EXERCISE OBJECTIVE: Every entry below should be printed exactly, without its images.

Data entries
• • • • • • •
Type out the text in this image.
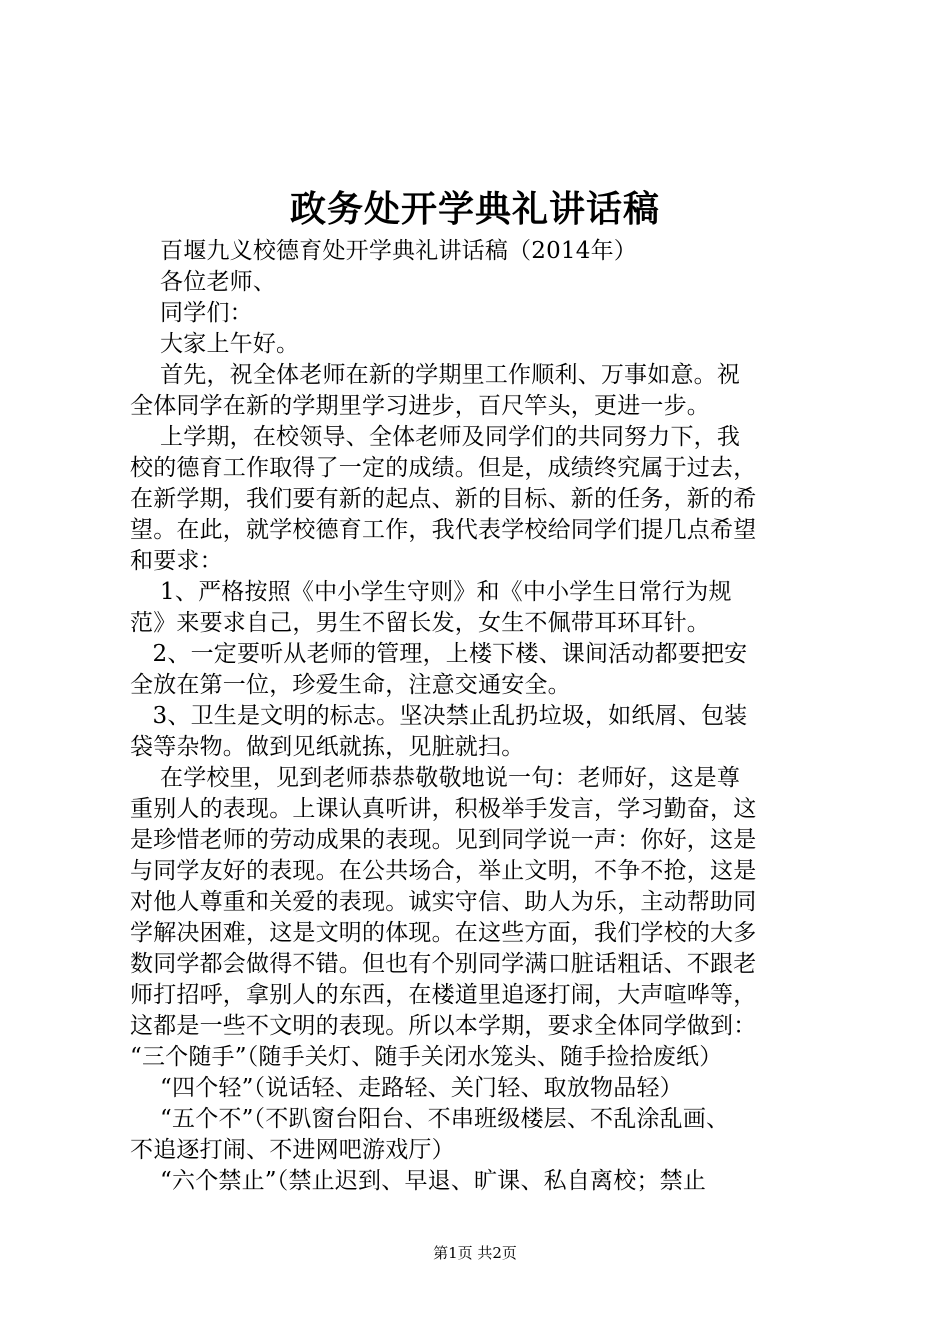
政务处开学典礼讲话稿
百堰九义校德育处开学典礼讲话稿（2014年）
各位老师、
同学们：
大家上午好。
首先，祝全体老师在新的学期里工作顺利、万事如意。祝
全体同学在新的学期里学习进步，百尺竿头，更进一步。
上学期，在校领导、全体老师及同学们的共同努力下，我
校的德育工作取得了一定的成绩。但是，成绩终究属于过去，
在新学期，我们要有新的起点、新的目标、新的任务，新的希
望。在此，就学校德育工作，我代表学校给同学们提几点希望
和要求：
1、严格按照《中小学生守则》和《中小学生日常行为规
范》来要求自己，男生不留长发，女生不佩带耳环耳针。
2、一定要听从老师的管理，上楼下楼、课间活动都要把安
全放在第一位，珍爱生命，注意交通安全。
3、卫生是文明的标志。坚决禁止乱扔垃圾，如纸屑、包装
袋等杂物。做到见纸就拣，见脏就扫。
在学校里，见到老师恭恭敬敬地说一句：老师好，这是尊
重别人的表现。上课认真听讲，积极举手发言，学习勤奋，这
是珍惜老师的劳动成果的表现。见到同学说一声：你好，这是
与同学友好的表现。在公共场合，举止文明，不争不抢，这是
对他人尊重和关爱的表现。诚实守信、助人为乐，主动帮助同
学解决困难，这是文明的体现。在这些方面，我们学校的大多
数同学都会做得不错。但也有个别同学满口脏话粗话、不跟老
师打招呼，拿别人的东西，在楼道里追逐打闹，大声喧哗等，
这都是一些不文明的表现。所以本学期，要求全体同学做到：
“三个随手”（随手关灯、随手关闭水笼头、随手捡拾废纸）
“四个轻”（说话轻、走路轻、关门轻、取放物品轻）
“五个不”（不趴窗台阳台、不串班级楼层、不乱涂乱画、
不追逐打闹、不进网吧游戏厅）
“六个禁止”（禁止迟到、早退、旷课、私自离校；禁止
第1页 共2页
• • • • • • •
COMPLETE OUTPUT:
Type out the text in this image.
政务处开学典礼讲话稿
百堰九义校德育处开学典礼讲话稿（2014年）
各位老师、
同学们：
大家上午好。
首先，祝全体老师在新的学期里工作顺利、万事如意。祝
全体同学在新的学期里学习进步，百尺竿头，更进一步。
上学期，在校领导、全体老师及同学们的共同努力下，我
校的德育工作取得了一定的成绩。但是，成绩终究属于过去，
在新学期，我们要有新的起点、新的目标、新的任务，新的希
望。在此，就学校德育工作，我代表学校给同学们提几点希望
和要求：
1、严格按照《中小学生守则》和《中小学生日常行为规
范》来要求自己，男生不留长发，女生不佩带耳环耳针。
2、一定要听从老师的管理，上楼下楼、课间活动都要把安
全放在第一位，珍爱生命，注意交通安全。
3、卫生是文明的标志。坚决禁止乱扔垃圾，如纸屑、包装
袋等杂物。做到见纸就拣，见脏就扫。
在学校里，见到老师恭恭敬敬地说一句：老师好，这是尊
重别人的表现。上课认真听讲，积极举手发言，学习勤奋，这
是珍惜老师的劳动成果的表现。见到同学说一声：你好，这是
与同学友好的表现。在公共场合，举止文明，不争不抢，这是
对他人尊重和关爱的表现。诚实守信、助人为乐，主动帮助同
学解决困难，这是文明的体现。在这些方面，我们学校的大多
数同学都会做得不错。但也有个别同学满口脏话粗话、不跟老
师打招呼，拿别人的东西，在楼道里追逐打闹，大声喧哗等，
这都是一些不文明的表现。所以本学期，要求全体同学做到：
“三个随手”（随手关灯、随手关闭水笼头、随手捡拾废纸）
“四个轻”（说话轻、走路轻、关门轻、取放物品轻）
“五个不”（不趴窗台阳台、不串班级楼层、不乱涂乱画、
不追逐打闹、不进网吧游戏厅）
“六个禁止”（禁止迟到、早退、旷课、私自离校；禁止
第1页 共2页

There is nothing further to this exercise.